DATA SUPPLIED:
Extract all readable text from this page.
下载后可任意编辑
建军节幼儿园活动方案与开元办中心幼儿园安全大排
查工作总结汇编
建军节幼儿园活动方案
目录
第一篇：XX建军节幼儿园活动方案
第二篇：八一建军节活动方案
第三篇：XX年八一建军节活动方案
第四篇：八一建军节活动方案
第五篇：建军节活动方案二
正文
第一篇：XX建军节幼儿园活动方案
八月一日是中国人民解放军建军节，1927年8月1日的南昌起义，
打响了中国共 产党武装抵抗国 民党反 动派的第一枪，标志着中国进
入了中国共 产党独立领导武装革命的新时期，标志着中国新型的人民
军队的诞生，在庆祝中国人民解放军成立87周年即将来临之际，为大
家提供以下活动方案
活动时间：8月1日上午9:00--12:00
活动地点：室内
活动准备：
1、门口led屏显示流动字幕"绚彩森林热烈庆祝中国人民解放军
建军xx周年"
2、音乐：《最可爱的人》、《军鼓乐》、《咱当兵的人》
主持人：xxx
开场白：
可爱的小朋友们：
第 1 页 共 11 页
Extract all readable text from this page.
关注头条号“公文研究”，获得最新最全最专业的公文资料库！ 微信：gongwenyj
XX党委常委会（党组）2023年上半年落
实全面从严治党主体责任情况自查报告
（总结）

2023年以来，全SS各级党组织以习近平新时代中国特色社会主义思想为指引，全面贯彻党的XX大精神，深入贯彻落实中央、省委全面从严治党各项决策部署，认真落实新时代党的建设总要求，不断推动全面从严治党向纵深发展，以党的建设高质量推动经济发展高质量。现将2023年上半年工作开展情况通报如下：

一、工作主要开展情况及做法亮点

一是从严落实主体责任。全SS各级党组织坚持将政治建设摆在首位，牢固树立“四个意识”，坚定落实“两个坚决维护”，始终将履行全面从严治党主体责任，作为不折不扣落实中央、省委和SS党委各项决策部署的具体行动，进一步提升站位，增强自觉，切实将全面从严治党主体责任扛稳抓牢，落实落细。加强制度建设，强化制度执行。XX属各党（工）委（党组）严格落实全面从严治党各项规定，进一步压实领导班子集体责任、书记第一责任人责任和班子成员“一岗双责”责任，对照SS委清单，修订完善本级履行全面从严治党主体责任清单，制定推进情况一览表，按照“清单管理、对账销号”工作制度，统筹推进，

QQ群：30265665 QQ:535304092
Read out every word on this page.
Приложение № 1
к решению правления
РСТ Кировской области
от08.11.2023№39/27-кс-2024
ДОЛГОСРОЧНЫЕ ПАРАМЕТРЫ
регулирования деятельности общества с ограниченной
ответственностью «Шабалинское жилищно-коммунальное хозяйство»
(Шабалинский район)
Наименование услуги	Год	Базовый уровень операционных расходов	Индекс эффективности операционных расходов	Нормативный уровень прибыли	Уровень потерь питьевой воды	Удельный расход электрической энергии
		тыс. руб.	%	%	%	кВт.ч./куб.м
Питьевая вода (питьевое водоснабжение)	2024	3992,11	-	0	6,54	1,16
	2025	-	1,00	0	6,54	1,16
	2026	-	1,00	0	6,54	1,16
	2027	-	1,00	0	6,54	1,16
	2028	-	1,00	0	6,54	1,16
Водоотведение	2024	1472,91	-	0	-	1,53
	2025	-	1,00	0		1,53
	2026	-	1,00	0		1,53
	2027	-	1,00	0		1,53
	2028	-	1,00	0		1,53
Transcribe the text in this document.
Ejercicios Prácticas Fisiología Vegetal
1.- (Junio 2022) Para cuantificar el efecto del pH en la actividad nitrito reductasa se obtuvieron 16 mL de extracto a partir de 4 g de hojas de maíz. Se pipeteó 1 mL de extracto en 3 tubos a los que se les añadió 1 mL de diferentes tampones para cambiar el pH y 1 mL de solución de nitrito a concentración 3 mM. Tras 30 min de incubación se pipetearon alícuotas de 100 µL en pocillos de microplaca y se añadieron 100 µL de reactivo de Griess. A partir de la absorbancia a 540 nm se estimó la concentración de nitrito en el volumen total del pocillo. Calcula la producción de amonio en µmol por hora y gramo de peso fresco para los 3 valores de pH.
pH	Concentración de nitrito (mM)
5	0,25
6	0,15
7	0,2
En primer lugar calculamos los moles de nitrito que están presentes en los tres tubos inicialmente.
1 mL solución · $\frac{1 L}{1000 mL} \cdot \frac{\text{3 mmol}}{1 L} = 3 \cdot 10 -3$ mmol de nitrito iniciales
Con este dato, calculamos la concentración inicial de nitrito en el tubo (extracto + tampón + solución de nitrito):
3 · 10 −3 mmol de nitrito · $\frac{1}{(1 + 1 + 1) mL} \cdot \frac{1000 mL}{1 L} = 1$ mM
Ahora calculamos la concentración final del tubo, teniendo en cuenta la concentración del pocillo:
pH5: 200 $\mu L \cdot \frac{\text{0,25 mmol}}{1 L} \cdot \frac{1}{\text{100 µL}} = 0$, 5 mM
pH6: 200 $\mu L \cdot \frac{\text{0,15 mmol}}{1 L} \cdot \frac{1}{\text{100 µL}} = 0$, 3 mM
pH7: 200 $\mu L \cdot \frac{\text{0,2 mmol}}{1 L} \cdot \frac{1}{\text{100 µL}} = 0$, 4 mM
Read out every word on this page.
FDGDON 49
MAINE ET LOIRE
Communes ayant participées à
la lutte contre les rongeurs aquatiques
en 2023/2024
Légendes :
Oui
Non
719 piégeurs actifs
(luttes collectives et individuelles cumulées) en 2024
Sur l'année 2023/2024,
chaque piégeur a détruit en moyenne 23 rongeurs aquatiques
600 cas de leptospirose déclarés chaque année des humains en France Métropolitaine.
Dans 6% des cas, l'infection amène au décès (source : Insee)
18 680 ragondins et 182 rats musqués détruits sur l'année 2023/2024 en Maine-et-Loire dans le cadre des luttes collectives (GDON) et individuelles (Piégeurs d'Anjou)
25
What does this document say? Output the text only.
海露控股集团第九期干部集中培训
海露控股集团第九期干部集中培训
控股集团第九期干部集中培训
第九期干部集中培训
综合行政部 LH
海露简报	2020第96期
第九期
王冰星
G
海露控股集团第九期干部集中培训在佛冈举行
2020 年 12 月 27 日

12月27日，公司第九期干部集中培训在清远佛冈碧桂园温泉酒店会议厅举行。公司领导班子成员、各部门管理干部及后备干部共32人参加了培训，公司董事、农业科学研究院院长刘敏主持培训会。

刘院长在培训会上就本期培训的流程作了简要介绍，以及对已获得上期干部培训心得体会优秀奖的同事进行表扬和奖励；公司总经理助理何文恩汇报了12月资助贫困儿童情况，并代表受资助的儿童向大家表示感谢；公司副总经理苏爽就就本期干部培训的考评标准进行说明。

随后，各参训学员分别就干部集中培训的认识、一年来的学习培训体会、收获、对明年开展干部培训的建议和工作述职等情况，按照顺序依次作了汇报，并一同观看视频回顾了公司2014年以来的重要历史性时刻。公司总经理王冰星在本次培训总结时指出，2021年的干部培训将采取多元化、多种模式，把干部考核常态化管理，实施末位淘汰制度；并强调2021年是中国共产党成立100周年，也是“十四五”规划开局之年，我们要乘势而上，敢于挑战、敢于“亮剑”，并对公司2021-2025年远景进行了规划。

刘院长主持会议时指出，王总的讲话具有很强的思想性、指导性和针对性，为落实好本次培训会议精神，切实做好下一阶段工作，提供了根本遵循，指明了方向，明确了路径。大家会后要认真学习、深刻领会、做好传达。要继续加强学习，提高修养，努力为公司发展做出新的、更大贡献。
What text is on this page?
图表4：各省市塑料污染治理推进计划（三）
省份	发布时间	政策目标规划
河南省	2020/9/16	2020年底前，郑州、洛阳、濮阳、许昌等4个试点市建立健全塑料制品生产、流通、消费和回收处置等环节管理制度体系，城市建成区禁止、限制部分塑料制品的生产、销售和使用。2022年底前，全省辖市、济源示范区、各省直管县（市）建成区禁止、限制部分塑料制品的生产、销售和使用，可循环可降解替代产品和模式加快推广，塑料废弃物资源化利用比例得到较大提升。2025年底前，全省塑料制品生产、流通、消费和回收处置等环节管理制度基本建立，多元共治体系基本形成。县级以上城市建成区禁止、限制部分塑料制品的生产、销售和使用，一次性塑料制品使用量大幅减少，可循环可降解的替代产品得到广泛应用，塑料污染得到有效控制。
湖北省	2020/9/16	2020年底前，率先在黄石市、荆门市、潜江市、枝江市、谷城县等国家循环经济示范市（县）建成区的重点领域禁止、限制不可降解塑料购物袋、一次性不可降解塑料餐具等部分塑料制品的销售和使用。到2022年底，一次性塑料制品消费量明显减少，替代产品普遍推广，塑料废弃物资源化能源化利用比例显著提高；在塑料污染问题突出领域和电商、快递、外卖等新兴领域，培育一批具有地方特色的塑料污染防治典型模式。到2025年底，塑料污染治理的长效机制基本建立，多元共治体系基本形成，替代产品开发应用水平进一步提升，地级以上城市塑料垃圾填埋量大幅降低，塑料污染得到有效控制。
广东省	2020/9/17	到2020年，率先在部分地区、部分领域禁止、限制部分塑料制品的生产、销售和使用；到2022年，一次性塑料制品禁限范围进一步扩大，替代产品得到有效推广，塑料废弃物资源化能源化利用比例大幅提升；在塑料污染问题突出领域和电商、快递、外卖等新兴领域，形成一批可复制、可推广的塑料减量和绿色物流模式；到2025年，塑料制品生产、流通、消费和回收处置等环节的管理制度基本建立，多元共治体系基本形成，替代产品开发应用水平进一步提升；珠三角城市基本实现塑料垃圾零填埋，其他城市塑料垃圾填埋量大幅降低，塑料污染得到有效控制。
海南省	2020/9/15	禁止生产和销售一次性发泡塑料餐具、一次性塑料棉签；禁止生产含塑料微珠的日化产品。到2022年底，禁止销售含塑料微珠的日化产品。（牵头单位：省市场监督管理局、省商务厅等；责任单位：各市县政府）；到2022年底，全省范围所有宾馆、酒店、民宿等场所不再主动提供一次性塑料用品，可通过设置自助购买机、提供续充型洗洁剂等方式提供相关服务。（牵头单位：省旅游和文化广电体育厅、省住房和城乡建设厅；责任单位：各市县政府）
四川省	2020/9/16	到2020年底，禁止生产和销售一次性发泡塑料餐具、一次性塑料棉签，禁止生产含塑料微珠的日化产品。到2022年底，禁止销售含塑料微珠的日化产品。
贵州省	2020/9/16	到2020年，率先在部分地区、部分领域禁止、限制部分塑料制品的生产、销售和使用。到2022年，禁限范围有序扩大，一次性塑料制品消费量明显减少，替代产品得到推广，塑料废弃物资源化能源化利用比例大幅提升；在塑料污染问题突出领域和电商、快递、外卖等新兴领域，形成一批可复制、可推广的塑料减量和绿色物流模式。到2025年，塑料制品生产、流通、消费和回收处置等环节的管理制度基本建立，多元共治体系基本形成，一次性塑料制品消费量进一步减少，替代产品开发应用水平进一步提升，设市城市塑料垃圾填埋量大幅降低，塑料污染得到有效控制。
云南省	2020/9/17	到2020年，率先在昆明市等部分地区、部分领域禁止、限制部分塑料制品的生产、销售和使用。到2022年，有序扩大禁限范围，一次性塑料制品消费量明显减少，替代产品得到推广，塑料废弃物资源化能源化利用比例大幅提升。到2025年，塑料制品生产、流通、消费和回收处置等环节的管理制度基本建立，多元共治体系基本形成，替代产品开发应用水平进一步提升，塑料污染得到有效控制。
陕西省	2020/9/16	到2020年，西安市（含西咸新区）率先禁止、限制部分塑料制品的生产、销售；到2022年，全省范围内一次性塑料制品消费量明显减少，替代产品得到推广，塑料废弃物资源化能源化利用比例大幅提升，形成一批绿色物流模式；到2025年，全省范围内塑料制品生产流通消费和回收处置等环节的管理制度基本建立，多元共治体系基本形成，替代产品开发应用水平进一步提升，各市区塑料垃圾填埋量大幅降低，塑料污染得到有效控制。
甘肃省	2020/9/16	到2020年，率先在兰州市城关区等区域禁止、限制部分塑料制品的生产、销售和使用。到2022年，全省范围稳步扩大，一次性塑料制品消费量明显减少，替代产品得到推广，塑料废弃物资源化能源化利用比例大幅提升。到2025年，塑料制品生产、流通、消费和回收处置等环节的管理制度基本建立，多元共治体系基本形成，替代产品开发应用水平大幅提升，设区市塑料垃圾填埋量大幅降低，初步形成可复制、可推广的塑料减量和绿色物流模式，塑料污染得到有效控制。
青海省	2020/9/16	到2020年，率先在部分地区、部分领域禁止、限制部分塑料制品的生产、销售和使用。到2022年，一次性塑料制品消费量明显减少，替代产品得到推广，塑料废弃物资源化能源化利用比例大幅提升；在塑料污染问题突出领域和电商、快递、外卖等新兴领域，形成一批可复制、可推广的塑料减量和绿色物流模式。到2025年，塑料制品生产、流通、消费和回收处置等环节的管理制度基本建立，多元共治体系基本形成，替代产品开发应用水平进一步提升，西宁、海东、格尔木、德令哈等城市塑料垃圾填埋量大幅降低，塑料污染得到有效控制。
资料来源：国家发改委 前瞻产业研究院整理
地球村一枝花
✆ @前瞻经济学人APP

WRITTEN INSTRUCTION: From the listing above, collect each line in which the string "禁止生产和销售一次性发泡塑料餐具" appears.

ANSWER TO THE EXERCISE:
海南省	2020/9/15	禁止生产和销售一次性发泡塑料餐具、一次性塑料棉签；禁止生产含塑料微珠的日化产品。到2022年底，禁止销售含塑料微珠的日化产品。（牵头单位：省市场监督管理局、省商务厅等；责任单位：各市县政府）；到2022年底，全省范围所有宾馆、酒店、民宿等场所不再主动提供一次性塑料用品，可通过设置自助购买机、提供续充型洗洁剂等方式提供相关服务。（牵头单位：省旅游和文化广电体育厅、省住房和城乡建设厅；责任单位：各市县政府）
四川省	2020/9/16	到2020年底，禁止生产和销售一次性发泡塑料餐具、一次性塑料棉签，禁止生产含塑料微珠的日化产品。到2022年底，禁止销售含塑料微珠的日化产品。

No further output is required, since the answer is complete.